_WHAT YOU ARE ASKED TO DO_.
Reproduce each line bearing the word "shareholders".
***
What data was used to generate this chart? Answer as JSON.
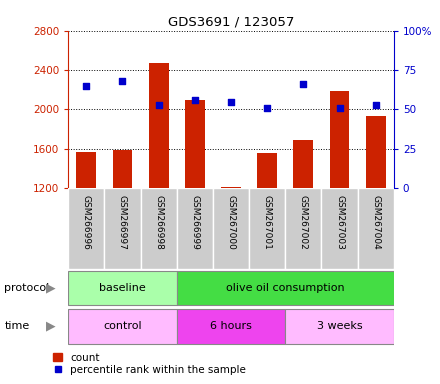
{
  "title": "GDS3691 / 123057",
  "samples": [
    "GSM266996",
    "GSM266997",
    "GSM266998",
    "GSM266999",
    "GSM267000",
    "GSM267001",
    "GSM267002",
    "GSM267003",
    "GSM267004"
  ],
  "counts": [
    1565,
    1590,
    2470,
    2095,
    1215,
    1555,
    1685,
    2185,
    1930
  ],
  "percentile_ranks": [
    65,
    68,
    53,
    56,
    55,
    51,
    66,
    51,
    53
  ],
  "ylim_left": [
    1200,
    2800
  ],
  "ylim_right": [
    0,
    100
  ],
  "yticks_left": [
    1200,
    1600,
    2000,
    2400,
    2800
  ],
  "yticks_right": [
    0,
    25,
    50,
    75,
    100
  ],
  "bar_color": "#cc2200",
  "dot_color": "#0000cc",
  "bar_bottom": 1200,
  "protocol_groups": [
    {
      "label": "baseline",
      "start": 0,
      "end": 3,
      "color": "#aaffaa"
    },
    {
      "label": "olive oil consumption",
      "start": 3,
      "end": 9,
      "color": "#44dd44"
    }
  ],
  "time_groups": [
    {
      "label": "control",
      "start": 0,
      "end": 3,
      "color": "#ffbbff"
    },
    {
      "label": "6 hours",
      "start": 3,
      "end": 6,
      "color": "#ee44ee"
    },
    {
      "label": "3 weeks",
      "start": 6,
      "end": 9,
      "color": "#ffbbff"
    }
  ],
  "legend_count_label": "count",
  "legend_pct_label": "percentile rank within the sample",
  "label_row_bg": "#cccccc"
}
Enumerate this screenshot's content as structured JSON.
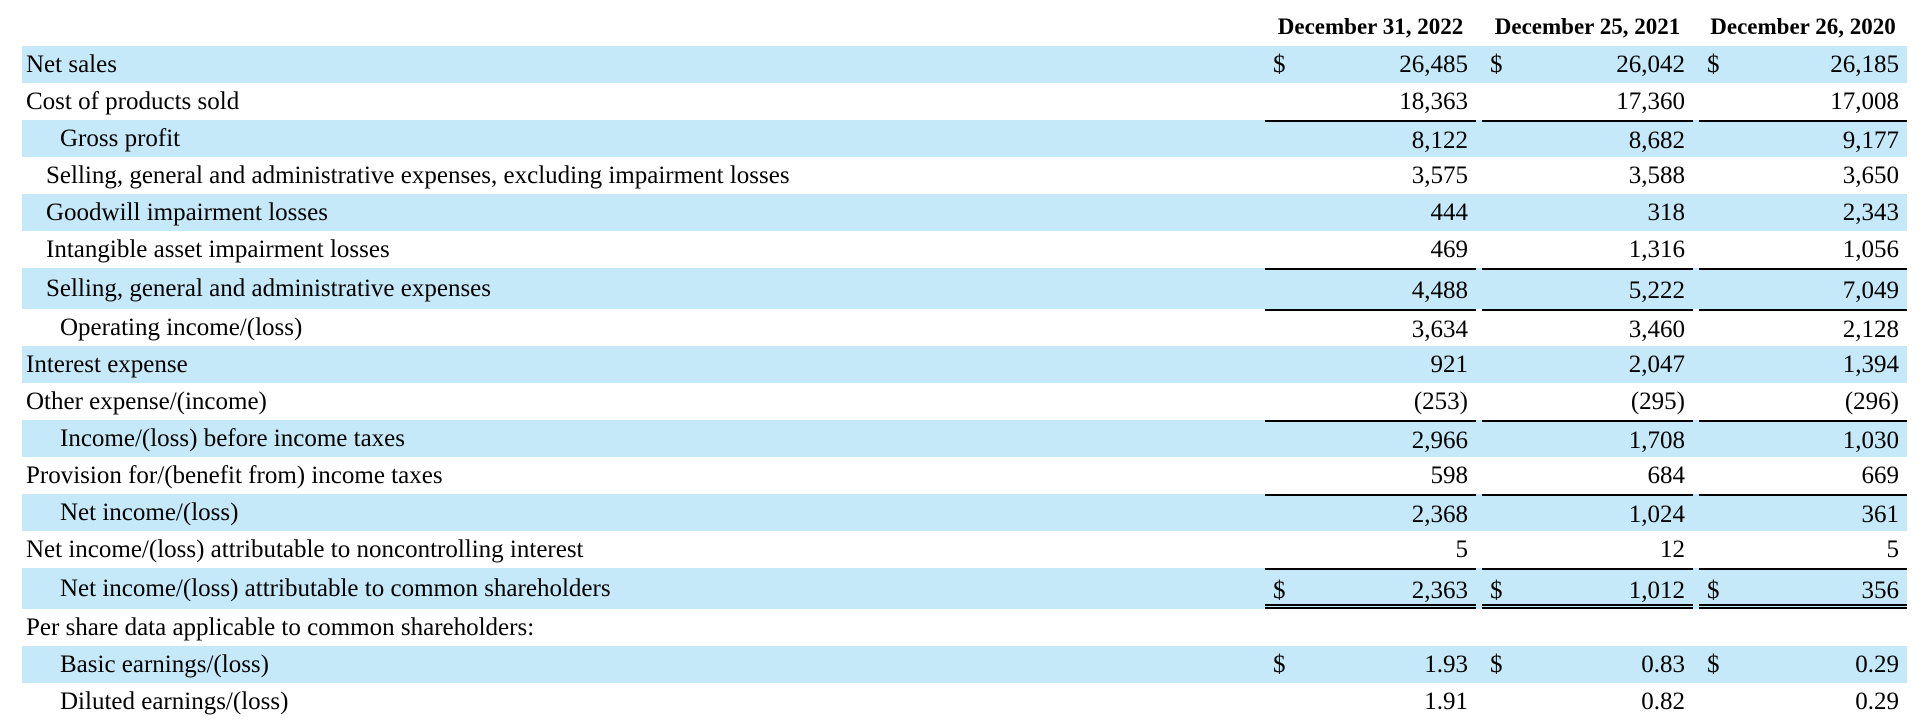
{
  "columns": [
    "December 31, 2022",
    "December 25, 2021",
    "December 26, 2020"
  ],
  "rows": [
    {
      "label": "Net sales",
      "values": [
        "26,485",
        "26,042",
        "26,185"
      ],
      "dollar": true
    },
    {
      "label": "Cost of products sold",
      "values": [
        "18,363",
        "17,360",
        "17,008"
      ],
      "dollar": false
    },
    {
      "label": "Gross profit",
      "values": [
        "8,122",
        "8,682",
        "9,177"
      ],
      "dollar": false
    },
    {
      "label": "Selling, general and administrative expenses, excluding impairment losses",
      "values": [
        "3,575",
        "3,588",
        "3,650"
      ],
      "dollar": false
    },
    {
      "label": "Goodwill impairment losses",
      "values": [
        "444",
        "318",
        "2,343"
      ],
      "dollar": false
    },
    {
      "label": "Intangible asset impairment losses",
      "values": [
        "469",
        "1,316",
        "1,056"
      ],
      "dollar": false
    },
    {
      "label": "Selling, general and administrative expenses",
      "values": [
        "4,488",
        "5,222",
        "7,049"
      ],
      "dollar": false
    },
    {
      "label": "Operating income/(loss)",
      "values": [
        "3,634",
        "3,460",
        "2,128"
      ],
      "dollar": false
    },
    {
      "label": "Interest expense",
      "values": [
        "921",
        "2,047",
        "1,394"
      ],
      "dollar": false
    },
    {
      "label": "Other expense/(income)",
      "values": [
        "(253)",
        "(295)",
        "(296)"
      ],
      "dollar": false
    },
    {
      "label": "Income/(loss) before income taxes",
      "values": [
        "2,966",
        "1,708",
        "1,030"
      ],
      "dollar": false
    },
    {
      "label": "Provision for/(benefit from) income taxes",
      "values": [
        "598",
        "684",
        "669"
      ],
      "dollar": false
    },
    {
      "label": "Net income/(loss)",
      "values": [
        "2,368",
        "1,024",
        "361"
      ],
      "dollar": false
    },
    {
      "label": "Net income/(loss) attributable to noncontrolling interest",
      "values": [
        "5",
        "12",
        "5"
      ],
      "dollar": false
    },
    {
      "label": "Net income/(loss) attributable to common shareholders",
      "values": [
        "2,363",
        "1,012",
        "356"
      ],
      "dollar": true
    },
    {
      "label": "Per share data applicable to common shareholders:",
      "values": [
        "",
        "",
        ""
      ],
      "dollar": false
    },
    {
      "label": "Basic earnings/(loss)",
      "values": [
        "1.93",
        "0.83",
        "0.29"
      ],
      "dollar": true
    },
    {
      "label": "Diluted earnings/(loss)",
      "values": [
        "1.91",
        "0.82",
        "0.29"
      ],
      "dollar": false
    }
  ],
  "currency_symbol": "$",
  "colors": {
    "row_shade": "#c5e9f9",
    "text": "#000000"
  }
}
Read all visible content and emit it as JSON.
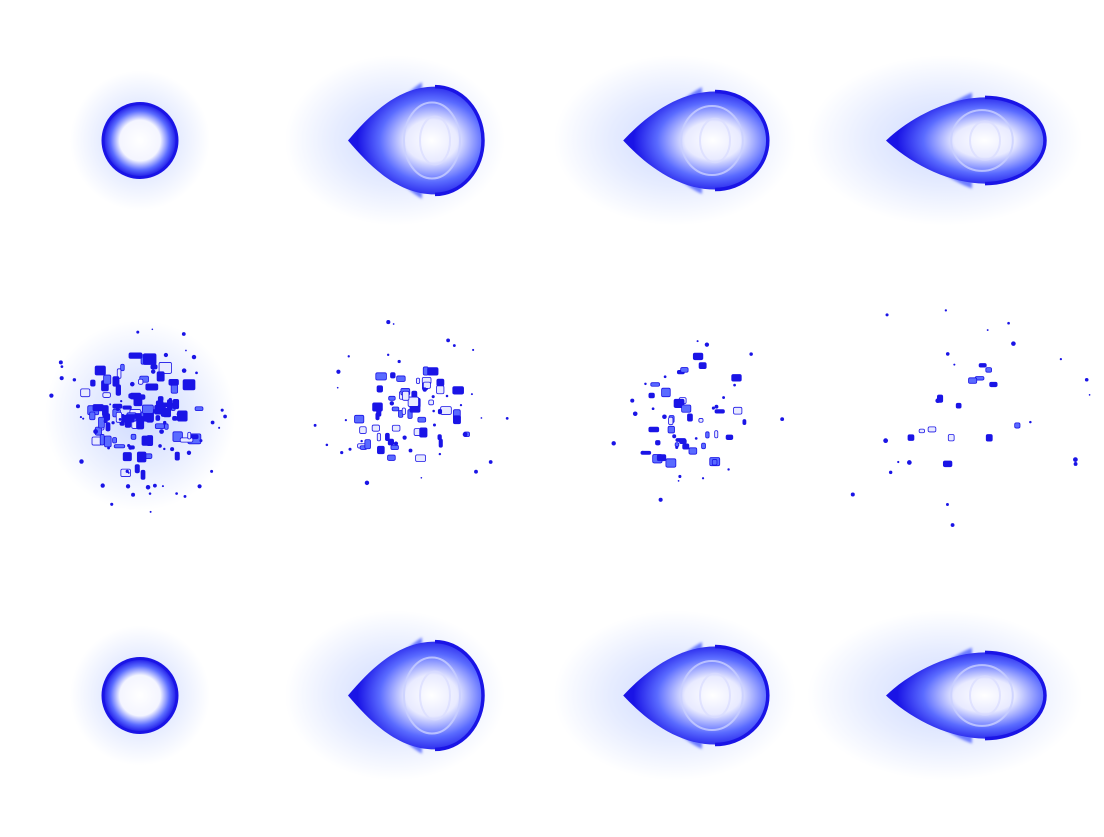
***
_TASK OUTPUT_.
      "label": "Net income/(loss) attributable to common shareholders",
      "label": "Per share data applicable to common shareholders:",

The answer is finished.